## [What is asked]
List each line of the data that holds the string "style", please.

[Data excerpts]

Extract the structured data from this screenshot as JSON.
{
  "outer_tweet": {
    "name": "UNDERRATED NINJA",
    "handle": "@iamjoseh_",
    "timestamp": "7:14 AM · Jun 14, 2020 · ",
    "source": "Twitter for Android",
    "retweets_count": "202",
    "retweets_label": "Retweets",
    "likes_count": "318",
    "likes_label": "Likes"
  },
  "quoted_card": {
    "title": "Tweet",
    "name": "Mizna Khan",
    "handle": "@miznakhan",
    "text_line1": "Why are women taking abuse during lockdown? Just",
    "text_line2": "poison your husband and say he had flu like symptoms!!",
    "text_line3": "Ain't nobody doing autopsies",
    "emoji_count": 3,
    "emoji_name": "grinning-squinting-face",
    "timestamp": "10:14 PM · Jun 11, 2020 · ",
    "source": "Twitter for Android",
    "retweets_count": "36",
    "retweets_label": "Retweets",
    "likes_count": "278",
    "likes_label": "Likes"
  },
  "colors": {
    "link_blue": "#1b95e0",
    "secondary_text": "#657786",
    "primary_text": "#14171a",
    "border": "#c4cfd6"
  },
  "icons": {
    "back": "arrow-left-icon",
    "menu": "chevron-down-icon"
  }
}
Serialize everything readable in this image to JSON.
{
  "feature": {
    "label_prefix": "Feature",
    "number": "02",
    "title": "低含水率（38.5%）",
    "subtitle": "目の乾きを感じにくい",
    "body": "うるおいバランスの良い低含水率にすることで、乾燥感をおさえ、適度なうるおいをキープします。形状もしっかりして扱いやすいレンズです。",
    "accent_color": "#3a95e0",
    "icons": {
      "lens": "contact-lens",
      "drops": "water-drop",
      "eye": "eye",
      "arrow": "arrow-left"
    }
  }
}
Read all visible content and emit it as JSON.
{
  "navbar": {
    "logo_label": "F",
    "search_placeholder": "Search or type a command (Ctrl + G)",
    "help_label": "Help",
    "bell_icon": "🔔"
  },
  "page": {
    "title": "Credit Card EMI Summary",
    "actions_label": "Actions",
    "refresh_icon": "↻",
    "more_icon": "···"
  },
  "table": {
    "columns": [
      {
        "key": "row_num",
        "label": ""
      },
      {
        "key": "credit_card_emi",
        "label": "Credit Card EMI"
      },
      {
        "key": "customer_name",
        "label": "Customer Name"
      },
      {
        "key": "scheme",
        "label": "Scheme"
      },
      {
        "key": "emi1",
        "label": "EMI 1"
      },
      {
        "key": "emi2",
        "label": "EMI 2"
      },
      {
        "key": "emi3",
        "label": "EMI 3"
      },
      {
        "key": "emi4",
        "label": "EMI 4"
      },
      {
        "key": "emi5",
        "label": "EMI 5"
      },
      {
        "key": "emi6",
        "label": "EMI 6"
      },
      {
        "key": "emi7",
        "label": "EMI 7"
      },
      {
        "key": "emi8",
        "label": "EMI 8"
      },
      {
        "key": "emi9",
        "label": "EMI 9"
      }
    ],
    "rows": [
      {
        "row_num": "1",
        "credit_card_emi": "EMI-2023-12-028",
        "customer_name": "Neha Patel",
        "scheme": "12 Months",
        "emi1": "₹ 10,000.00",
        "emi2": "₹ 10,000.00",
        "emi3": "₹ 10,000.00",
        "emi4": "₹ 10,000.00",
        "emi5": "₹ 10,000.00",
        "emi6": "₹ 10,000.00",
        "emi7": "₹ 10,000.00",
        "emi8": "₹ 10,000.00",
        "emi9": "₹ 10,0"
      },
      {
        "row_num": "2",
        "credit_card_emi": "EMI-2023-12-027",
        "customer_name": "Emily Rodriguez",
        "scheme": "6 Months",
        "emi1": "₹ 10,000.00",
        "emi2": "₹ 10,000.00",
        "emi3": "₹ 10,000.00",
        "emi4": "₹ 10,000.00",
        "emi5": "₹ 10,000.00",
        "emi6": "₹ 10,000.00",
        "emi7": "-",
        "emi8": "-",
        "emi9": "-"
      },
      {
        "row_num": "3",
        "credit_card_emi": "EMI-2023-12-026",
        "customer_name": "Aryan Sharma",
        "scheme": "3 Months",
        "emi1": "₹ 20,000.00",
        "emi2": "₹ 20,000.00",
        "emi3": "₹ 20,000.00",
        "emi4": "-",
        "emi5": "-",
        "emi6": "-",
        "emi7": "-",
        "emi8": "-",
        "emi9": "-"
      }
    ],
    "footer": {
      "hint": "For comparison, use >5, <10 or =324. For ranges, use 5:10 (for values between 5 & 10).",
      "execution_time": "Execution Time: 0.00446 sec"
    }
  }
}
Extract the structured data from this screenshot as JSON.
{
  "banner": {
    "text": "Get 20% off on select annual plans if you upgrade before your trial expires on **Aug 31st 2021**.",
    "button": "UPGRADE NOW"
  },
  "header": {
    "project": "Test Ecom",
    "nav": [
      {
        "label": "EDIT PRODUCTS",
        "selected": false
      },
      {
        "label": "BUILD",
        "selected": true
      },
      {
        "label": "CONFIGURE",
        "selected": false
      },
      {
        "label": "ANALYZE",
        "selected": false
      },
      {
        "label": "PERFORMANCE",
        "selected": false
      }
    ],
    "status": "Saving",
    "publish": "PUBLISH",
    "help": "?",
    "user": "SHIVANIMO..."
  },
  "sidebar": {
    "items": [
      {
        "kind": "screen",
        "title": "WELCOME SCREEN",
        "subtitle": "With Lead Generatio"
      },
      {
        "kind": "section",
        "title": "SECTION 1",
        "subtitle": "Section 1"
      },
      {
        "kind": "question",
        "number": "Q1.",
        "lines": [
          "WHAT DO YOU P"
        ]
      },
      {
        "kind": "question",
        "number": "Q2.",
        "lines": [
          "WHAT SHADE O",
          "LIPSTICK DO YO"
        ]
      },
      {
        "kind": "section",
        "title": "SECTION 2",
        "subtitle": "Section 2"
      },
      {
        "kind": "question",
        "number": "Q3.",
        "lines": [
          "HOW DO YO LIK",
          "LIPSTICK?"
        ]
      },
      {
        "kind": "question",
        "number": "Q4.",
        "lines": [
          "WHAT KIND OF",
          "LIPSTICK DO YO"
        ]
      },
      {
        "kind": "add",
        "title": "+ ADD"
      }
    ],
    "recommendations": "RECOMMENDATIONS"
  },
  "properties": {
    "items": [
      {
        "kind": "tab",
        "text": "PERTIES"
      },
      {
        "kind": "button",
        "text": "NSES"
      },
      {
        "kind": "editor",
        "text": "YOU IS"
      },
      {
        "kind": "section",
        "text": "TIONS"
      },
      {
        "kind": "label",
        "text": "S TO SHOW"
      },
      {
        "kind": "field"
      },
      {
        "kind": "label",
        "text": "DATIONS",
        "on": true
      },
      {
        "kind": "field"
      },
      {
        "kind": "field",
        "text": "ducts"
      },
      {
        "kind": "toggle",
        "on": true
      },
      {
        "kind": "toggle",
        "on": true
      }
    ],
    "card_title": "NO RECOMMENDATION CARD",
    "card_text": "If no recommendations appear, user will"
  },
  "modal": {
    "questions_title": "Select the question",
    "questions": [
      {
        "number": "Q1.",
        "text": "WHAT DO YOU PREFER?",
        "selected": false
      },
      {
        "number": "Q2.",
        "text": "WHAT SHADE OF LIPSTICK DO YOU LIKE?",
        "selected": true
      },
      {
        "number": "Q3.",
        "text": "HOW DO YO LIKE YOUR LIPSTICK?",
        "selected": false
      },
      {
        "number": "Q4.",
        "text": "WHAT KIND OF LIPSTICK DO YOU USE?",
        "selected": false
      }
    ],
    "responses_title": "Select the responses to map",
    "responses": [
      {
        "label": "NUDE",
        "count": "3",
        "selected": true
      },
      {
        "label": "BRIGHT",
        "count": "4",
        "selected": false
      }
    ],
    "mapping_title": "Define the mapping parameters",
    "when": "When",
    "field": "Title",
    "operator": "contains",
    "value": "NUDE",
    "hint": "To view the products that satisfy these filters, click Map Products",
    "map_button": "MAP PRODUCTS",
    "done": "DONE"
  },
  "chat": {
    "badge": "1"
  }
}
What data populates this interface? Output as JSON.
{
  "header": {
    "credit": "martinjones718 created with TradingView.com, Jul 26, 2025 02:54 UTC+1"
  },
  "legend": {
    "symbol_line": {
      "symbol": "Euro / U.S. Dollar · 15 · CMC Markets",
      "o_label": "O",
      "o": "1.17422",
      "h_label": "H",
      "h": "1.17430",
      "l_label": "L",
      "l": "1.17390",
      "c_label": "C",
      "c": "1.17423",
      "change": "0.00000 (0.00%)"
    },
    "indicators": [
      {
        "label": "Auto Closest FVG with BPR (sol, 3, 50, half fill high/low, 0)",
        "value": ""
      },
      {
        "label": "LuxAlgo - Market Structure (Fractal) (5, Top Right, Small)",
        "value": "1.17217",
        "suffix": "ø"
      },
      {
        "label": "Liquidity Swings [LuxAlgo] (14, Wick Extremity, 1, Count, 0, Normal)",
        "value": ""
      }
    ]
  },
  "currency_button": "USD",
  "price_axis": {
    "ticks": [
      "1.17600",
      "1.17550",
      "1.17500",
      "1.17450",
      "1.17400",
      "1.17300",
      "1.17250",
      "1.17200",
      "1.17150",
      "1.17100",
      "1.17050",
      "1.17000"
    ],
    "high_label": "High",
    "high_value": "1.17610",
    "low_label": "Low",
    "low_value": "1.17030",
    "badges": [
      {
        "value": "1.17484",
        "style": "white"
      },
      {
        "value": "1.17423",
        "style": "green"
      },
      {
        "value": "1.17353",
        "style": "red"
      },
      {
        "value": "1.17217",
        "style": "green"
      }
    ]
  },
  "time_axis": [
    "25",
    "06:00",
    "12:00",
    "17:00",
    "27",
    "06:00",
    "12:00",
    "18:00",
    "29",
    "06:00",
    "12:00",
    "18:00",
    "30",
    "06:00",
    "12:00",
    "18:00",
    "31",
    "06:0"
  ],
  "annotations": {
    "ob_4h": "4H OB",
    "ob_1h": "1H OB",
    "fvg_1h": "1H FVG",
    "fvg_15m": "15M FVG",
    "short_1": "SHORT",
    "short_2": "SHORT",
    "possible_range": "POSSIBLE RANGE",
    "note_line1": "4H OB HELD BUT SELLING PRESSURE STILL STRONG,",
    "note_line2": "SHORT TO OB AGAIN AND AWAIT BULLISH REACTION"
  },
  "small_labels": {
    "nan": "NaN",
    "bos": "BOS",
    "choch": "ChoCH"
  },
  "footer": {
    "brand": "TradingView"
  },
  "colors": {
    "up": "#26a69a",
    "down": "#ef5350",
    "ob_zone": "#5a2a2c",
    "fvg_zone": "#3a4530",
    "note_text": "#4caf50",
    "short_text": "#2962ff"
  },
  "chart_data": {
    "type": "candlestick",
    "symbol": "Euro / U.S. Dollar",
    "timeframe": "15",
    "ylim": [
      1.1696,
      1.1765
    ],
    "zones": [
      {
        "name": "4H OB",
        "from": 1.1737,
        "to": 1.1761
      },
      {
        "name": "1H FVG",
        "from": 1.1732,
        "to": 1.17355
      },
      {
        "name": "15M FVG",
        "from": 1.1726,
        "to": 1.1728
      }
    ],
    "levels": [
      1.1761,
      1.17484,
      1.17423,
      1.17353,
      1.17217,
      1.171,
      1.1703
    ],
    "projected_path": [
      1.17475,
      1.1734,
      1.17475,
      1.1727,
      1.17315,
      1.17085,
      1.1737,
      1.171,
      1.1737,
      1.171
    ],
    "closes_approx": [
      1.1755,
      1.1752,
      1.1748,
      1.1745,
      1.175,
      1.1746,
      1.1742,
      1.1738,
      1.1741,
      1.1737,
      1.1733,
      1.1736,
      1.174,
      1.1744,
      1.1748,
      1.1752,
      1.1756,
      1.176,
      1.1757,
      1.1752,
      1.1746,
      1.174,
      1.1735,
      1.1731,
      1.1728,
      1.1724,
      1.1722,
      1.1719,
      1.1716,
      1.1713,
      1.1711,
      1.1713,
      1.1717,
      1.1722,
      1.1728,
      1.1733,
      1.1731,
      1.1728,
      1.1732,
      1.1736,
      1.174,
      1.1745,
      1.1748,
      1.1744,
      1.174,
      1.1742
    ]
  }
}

## [Final result]
        "style": "white"
        "style": "green"
        "style": "red"
        "style": "green"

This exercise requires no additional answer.